Given task >>
Collect all the lines that mention the word "Single".

Records provided >>
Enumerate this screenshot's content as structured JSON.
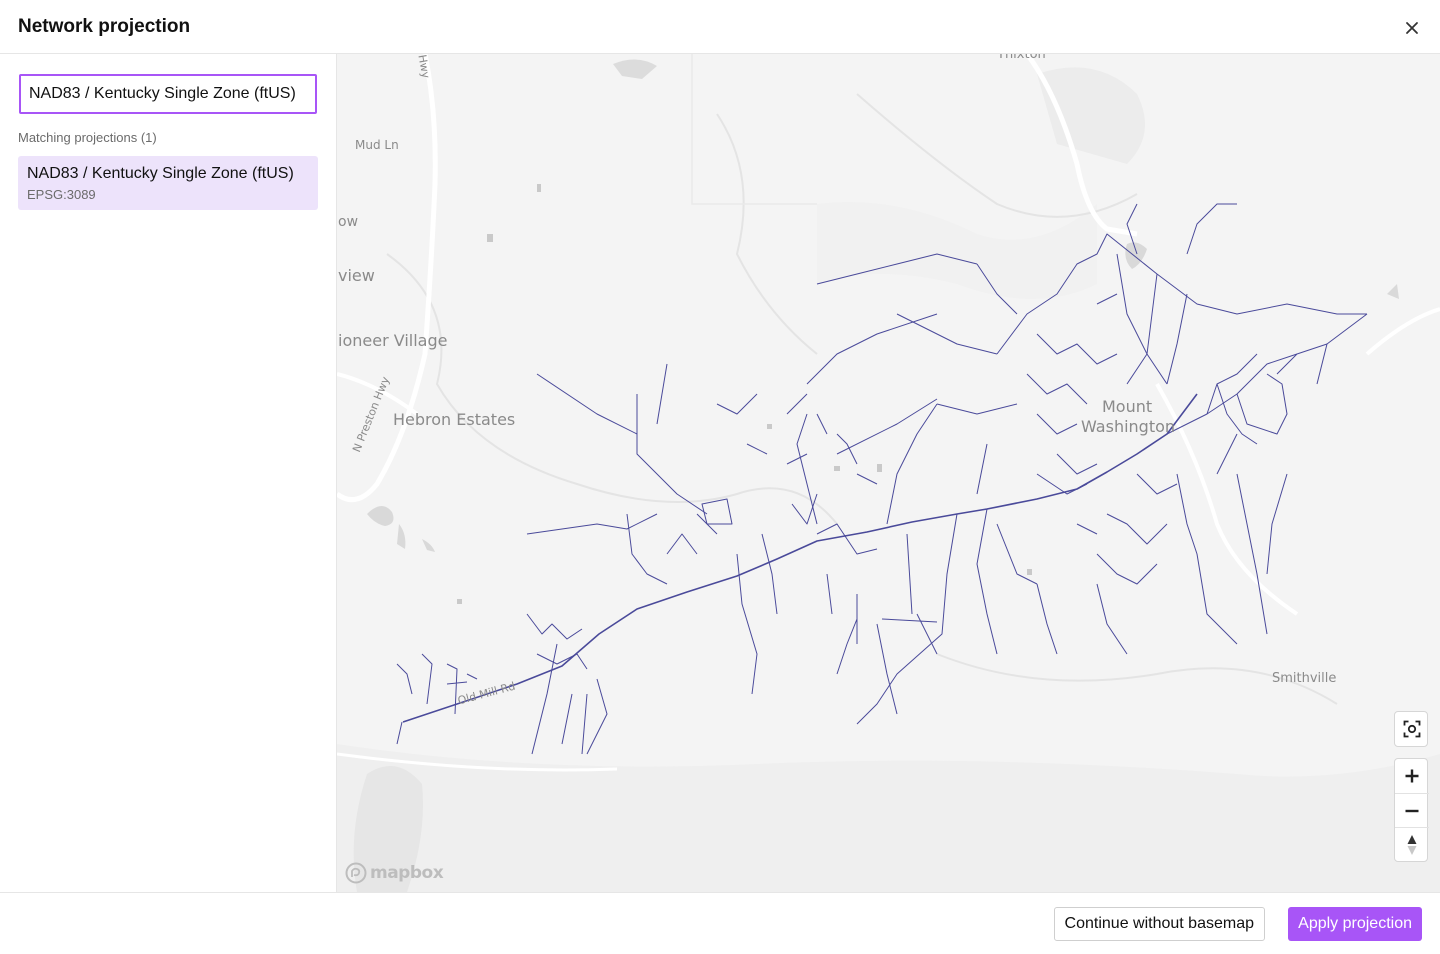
{
  "dialog": {
    "title": "Network projection",
    "close_icon": "close-icon"
  },
  "sidebar": {
    "search_value": "NAD83 / Kentucky Single Zone (ftUS)",
    "matching_label": "Matching projections (1)",
    "results": [
      {
        "name": "NAD83 / Kentucky Single Zone (ftUS)",
        "code": "EPSG:3089"
      }
    ]
  },
  "map": {
    "labels": {
      "thixton": "Thixton",
      "hwy_top": "Hwy",
      "mud_ln": "Mud Ln",
      "low": "ow",
      "view": "view",
      "pioneer_village": "ioneer Village",
      "n_preston_hwy": "N Preston Hwy",
      "hebron_estates": "Hebron Estates",
      "mount": "Mount",
      "washington": "Washington",
      "old_mill_rd": "Old Mill Rd",
      "smithville": "Smithville"
    },
    "attribution": "mapbox",
    "controls": {
      "locate_icon": "locate-focus-icon",
      "zoom_in_icon": "plus-icon",
      "zoom_out_icon": "minus-icon",
      "compass_icon": "compass-icon"
    },
    "colors": {
      "background": "#f4f4f4",
      "road": "#ffffff",
      "water": "#d9d9d9",
      "network": "#4a4a9a"
    }
  },
  "footer": {
    "secondary_label": "Continue without basemap",
    "primary_label": "Apply projection"
  },
  "colors": {
    "accent": "#a855f7",
    "selected_bg": "#ede3fb"
  }
}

Result >>
    "search_value": "NAD83 / Kentucky Single Zone (ftUS)",
        "name": "NAD83 / Kentucky Single Zone (ftUS)",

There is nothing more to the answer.